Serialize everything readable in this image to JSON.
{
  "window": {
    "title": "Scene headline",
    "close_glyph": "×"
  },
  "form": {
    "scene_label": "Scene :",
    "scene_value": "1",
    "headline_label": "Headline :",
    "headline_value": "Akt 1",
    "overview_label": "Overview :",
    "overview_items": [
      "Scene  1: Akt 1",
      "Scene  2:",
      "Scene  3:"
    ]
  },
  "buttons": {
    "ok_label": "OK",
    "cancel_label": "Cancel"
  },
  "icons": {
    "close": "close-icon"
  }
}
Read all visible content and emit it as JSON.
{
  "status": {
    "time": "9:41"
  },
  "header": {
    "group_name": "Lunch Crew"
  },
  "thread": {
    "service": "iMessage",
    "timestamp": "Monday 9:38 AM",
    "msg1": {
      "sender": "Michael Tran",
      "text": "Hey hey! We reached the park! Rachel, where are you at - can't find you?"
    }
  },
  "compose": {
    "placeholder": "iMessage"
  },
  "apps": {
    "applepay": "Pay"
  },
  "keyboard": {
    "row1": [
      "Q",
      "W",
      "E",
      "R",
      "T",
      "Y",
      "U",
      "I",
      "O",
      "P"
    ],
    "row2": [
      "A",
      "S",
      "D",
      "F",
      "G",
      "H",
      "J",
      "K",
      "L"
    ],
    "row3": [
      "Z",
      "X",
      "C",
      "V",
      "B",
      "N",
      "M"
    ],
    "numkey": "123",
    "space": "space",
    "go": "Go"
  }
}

#### [SHORT PROBLEM]
Which lines of the data include "iMessage"? Copy each of them.

#### [ANSWER TO THE TASK]
    "service": "iMessage",
    "placeholder": "iMessage"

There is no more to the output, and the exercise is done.